* **GOAL OF THE EXERCISE**
Lines that include the word "warming" are the ones to copy.

— Start —

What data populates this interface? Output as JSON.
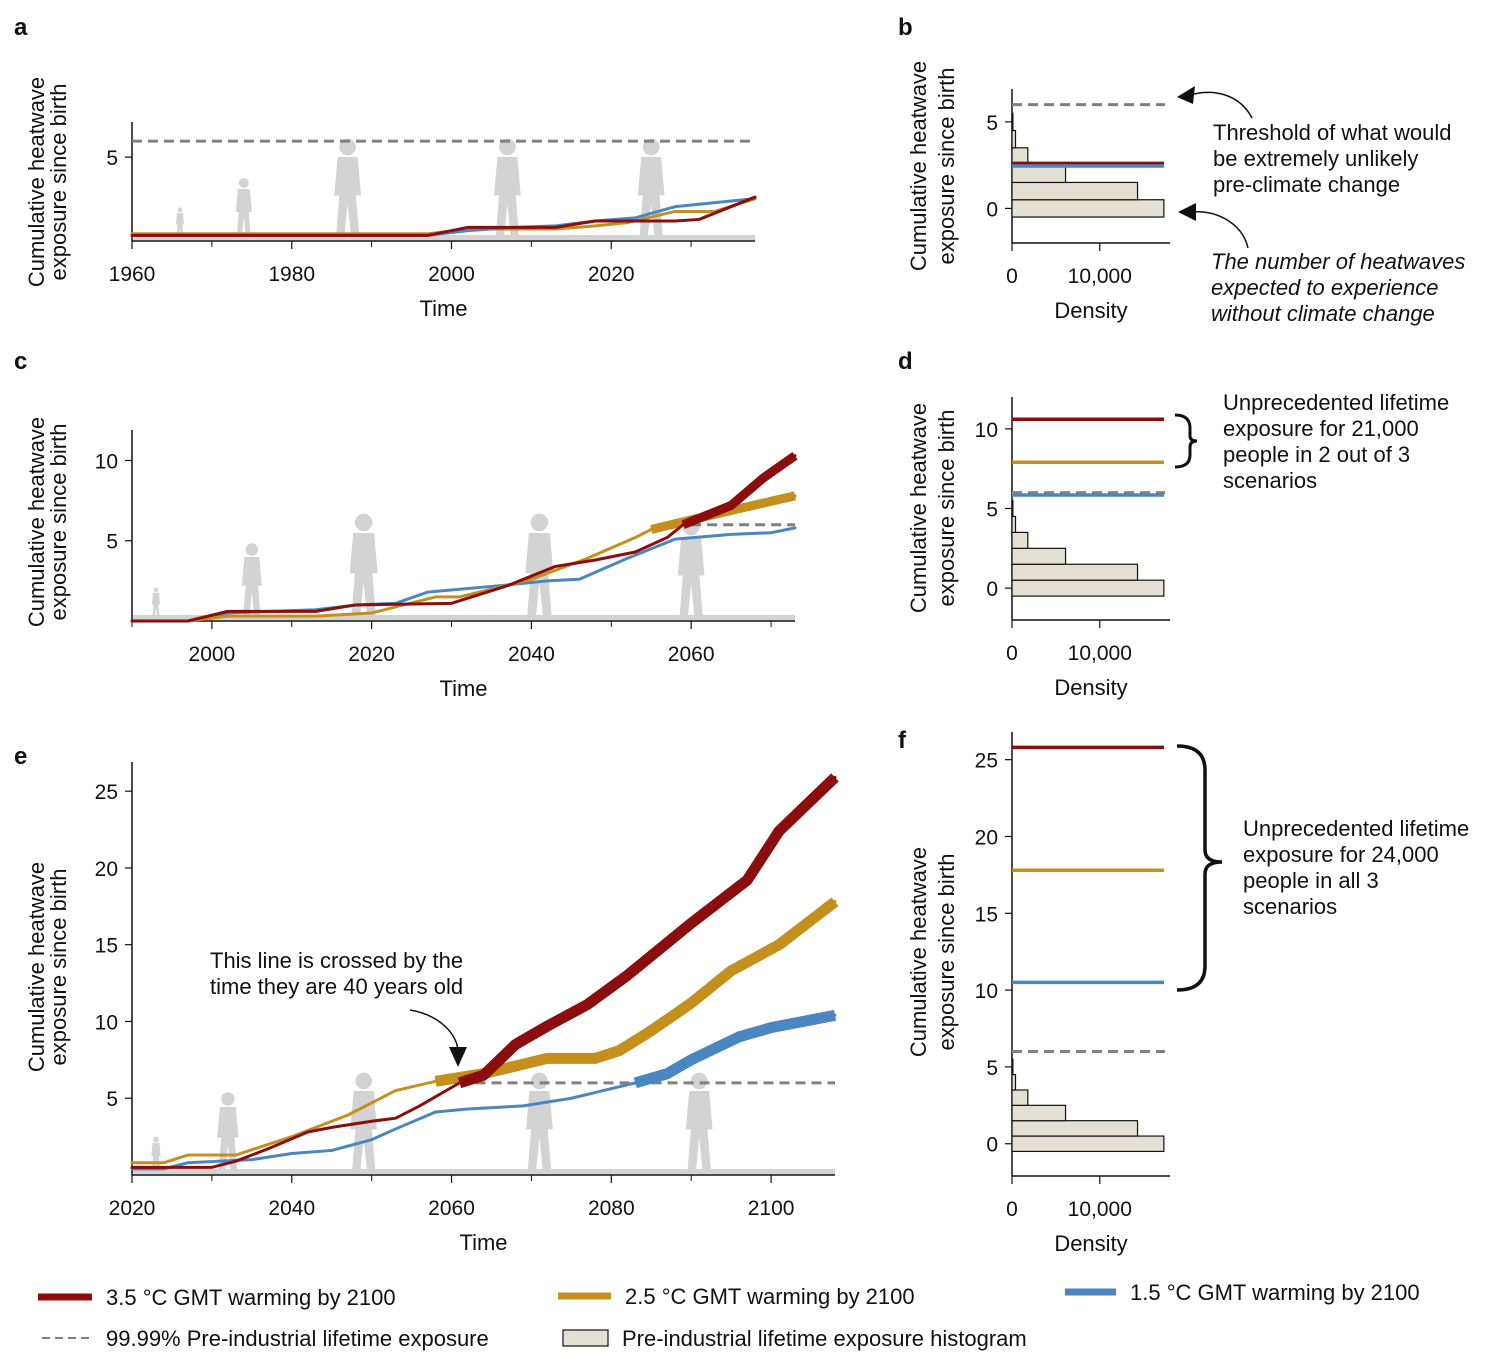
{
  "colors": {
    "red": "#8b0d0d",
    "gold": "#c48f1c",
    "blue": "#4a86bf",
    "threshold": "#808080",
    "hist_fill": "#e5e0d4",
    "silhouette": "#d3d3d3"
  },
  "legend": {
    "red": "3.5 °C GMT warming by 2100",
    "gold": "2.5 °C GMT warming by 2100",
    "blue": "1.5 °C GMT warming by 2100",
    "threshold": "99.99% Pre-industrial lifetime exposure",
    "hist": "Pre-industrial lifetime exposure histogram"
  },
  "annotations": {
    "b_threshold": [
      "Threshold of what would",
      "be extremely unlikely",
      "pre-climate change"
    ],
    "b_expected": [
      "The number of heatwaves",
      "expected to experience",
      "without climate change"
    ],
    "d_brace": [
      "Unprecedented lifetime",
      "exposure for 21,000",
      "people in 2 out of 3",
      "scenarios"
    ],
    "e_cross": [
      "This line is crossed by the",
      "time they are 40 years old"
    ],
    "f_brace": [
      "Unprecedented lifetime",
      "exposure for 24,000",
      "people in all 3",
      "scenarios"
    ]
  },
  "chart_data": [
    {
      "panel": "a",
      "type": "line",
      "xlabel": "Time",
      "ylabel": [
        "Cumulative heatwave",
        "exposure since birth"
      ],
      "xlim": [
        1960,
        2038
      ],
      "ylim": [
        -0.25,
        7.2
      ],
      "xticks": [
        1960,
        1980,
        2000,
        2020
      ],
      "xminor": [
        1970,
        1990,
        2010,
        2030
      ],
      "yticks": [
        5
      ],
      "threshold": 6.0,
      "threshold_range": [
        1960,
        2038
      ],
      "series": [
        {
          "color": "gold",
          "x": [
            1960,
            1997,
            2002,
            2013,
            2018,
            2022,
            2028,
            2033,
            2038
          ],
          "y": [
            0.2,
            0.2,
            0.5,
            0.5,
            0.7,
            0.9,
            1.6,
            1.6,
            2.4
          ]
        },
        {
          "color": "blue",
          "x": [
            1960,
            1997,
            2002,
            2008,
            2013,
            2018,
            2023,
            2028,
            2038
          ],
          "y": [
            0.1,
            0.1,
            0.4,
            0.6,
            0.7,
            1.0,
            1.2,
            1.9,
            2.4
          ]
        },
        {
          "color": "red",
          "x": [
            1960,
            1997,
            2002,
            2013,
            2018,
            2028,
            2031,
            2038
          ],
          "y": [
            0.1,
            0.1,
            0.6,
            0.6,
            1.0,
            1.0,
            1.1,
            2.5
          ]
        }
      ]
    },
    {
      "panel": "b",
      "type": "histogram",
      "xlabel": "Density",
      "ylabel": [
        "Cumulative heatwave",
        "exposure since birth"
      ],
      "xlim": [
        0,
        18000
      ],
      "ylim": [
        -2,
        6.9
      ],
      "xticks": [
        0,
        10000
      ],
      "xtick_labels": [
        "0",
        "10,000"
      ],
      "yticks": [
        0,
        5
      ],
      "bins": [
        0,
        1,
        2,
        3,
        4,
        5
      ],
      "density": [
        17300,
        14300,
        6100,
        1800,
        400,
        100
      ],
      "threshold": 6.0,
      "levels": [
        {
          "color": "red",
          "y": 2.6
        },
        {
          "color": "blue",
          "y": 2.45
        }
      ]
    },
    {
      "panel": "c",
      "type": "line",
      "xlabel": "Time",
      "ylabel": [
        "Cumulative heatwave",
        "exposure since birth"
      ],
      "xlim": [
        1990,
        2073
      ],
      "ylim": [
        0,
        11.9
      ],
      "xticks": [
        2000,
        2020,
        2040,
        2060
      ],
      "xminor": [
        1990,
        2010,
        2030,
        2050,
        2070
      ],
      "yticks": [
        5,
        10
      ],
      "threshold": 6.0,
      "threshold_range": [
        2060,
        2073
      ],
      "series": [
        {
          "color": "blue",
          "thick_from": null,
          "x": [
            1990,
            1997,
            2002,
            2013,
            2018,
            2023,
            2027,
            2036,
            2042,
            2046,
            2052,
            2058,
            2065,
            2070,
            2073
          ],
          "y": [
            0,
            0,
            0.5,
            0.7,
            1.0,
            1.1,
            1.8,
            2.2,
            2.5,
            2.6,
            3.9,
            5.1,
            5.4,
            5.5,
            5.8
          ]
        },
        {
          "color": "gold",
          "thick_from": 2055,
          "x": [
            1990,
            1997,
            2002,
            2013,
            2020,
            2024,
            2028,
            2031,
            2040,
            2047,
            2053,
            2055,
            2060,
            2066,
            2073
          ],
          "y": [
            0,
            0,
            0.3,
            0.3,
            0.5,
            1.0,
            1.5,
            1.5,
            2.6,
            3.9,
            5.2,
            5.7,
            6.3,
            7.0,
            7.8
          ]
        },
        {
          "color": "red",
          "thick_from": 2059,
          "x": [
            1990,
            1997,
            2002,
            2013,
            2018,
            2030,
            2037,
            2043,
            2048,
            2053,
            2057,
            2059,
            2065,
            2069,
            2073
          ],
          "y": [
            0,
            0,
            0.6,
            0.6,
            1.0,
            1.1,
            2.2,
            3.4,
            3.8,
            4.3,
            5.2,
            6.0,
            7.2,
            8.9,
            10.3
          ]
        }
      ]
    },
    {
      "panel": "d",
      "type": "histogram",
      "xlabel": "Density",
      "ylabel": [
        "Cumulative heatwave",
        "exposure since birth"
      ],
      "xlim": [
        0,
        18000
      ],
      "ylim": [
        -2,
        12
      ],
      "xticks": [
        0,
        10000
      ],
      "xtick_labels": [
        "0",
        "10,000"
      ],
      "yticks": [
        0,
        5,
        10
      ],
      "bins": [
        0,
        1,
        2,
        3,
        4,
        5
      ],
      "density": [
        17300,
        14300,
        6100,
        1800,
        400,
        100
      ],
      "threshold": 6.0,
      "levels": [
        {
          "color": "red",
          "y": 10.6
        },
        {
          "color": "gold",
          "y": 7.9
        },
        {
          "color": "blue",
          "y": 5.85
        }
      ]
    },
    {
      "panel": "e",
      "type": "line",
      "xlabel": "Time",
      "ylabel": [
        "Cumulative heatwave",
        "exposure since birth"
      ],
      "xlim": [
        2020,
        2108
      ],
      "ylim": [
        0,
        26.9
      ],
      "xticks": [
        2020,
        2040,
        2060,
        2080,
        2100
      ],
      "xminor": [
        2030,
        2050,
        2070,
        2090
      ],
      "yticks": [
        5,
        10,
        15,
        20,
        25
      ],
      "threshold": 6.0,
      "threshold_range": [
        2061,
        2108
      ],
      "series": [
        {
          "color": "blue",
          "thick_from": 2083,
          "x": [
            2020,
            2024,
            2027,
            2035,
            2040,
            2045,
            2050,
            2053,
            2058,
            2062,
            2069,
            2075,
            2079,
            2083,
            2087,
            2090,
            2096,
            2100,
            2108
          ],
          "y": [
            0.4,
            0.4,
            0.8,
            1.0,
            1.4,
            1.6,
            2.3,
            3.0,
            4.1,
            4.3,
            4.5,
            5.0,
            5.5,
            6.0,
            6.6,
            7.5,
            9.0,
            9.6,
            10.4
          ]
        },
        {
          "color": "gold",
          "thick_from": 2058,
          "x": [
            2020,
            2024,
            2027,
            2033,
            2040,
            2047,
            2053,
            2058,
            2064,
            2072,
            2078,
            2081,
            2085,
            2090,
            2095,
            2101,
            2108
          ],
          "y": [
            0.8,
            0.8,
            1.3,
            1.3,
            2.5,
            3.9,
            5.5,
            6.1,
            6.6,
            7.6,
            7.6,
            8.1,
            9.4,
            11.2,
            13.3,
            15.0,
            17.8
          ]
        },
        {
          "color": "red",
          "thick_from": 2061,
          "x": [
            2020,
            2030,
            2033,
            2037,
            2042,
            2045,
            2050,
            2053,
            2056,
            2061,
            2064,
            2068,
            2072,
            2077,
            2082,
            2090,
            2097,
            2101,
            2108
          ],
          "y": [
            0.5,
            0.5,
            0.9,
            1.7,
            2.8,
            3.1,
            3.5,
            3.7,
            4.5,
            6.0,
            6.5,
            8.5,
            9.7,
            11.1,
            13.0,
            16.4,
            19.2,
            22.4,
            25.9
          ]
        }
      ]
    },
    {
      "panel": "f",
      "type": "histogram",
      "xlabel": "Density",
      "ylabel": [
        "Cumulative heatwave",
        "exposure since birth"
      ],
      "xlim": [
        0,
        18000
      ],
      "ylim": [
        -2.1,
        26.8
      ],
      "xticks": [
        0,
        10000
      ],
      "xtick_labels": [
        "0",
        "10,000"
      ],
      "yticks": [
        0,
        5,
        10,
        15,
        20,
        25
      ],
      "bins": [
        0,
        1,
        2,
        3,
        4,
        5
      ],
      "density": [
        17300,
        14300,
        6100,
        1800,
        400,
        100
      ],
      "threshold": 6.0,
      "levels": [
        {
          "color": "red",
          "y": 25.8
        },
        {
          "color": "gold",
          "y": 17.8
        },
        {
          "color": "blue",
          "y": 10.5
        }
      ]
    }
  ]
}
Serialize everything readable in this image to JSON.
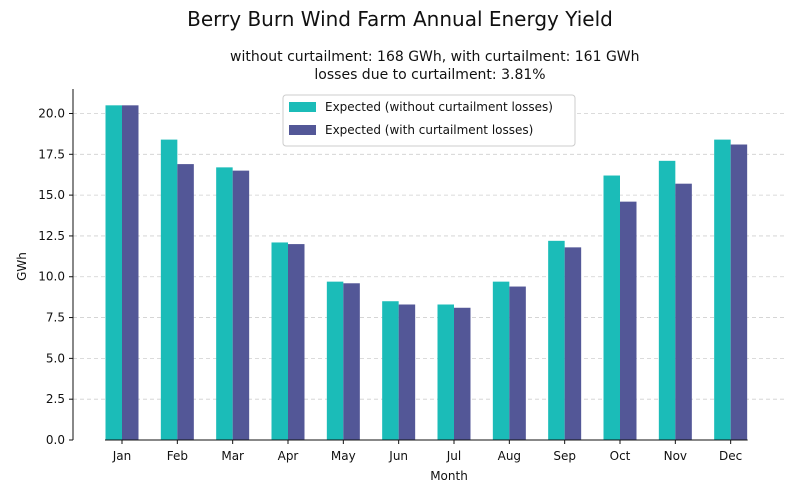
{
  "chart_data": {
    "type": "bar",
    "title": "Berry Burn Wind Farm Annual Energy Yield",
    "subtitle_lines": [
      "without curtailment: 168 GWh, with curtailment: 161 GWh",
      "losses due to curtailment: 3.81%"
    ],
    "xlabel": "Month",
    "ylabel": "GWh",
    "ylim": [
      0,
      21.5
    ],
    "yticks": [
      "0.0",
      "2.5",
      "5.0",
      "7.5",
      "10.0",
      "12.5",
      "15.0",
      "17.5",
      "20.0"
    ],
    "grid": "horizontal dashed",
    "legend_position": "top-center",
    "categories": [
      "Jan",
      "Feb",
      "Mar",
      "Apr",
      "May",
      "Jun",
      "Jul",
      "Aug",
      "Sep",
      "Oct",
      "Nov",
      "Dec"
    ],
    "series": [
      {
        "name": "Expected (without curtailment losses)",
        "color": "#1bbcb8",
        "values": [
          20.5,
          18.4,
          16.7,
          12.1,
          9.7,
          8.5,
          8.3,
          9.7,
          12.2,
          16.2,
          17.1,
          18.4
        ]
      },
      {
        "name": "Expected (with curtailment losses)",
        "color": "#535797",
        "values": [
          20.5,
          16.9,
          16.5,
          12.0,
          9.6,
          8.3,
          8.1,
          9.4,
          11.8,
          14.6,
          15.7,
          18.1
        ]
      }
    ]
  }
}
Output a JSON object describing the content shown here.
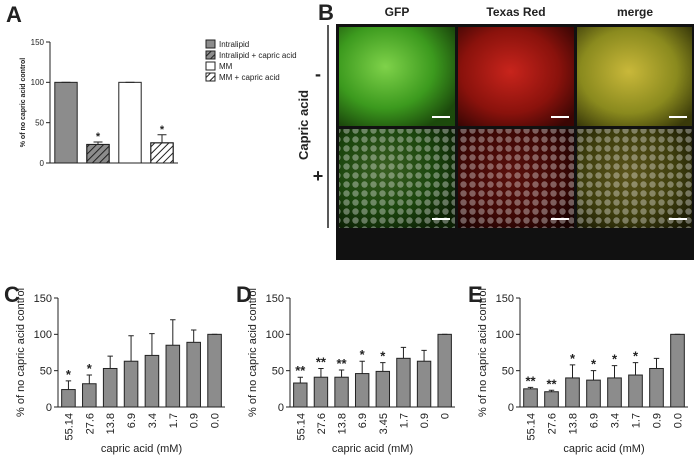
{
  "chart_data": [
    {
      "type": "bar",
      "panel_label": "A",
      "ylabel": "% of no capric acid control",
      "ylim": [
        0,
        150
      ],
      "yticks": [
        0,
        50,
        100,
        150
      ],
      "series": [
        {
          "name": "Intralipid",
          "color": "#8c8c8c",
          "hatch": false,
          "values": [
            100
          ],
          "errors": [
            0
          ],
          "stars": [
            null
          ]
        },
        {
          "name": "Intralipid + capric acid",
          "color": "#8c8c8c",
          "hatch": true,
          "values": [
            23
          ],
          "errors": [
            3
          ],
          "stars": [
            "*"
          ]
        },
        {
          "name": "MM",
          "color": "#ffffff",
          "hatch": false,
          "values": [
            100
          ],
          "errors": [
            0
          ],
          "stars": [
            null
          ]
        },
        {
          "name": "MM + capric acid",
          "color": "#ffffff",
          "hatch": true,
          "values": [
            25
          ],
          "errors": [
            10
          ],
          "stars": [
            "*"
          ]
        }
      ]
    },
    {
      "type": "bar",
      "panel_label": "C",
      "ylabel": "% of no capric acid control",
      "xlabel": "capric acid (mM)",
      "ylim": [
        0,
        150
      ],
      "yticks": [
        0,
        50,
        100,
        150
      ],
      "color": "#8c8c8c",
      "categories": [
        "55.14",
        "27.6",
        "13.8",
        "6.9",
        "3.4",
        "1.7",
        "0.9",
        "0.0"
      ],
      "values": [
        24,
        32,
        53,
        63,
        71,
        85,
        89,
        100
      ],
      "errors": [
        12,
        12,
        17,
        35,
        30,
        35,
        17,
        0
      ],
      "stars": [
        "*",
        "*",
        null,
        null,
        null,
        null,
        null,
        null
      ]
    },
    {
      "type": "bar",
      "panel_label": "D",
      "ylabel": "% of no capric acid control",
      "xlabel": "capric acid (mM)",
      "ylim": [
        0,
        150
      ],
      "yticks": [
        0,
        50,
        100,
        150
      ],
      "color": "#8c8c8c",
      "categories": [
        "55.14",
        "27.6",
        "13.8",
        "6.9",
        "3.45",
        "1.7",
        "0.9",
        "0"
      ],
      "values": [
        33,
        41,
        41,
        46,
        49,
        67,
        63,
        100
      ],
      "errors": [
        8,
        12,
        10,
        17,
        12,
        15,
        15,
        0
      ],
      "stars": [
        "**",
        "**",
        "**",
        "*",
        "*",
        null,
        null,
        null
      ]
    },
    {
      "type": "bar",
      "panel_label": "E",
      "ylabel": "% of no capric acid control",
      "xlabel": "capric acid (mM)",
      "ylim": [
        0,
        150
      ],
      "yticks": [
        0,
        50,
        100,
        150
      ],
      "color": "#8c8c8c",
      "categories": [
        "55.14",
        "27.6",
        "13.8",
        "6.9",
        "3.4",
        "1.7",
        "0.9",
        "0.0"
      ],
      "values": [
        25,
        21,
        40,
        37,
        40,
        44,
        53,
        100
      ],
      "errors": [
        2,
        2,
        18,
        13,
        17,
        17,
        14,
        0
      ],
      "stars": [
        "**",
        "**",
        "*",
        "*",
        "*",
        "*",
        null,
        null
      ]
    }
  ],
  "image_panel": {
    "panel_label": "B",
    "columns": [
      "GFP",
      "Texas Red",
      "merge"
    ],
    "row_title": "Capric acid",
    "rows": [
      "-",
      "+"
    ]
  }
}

— End —

* **WORKED SOLUTION**
    "red": "3.5 °C GMT warming by 2100",
    "gold": "2.5 °C GMT warming by 2100",
    "blue": "1.5 °C GMT warming by 2100",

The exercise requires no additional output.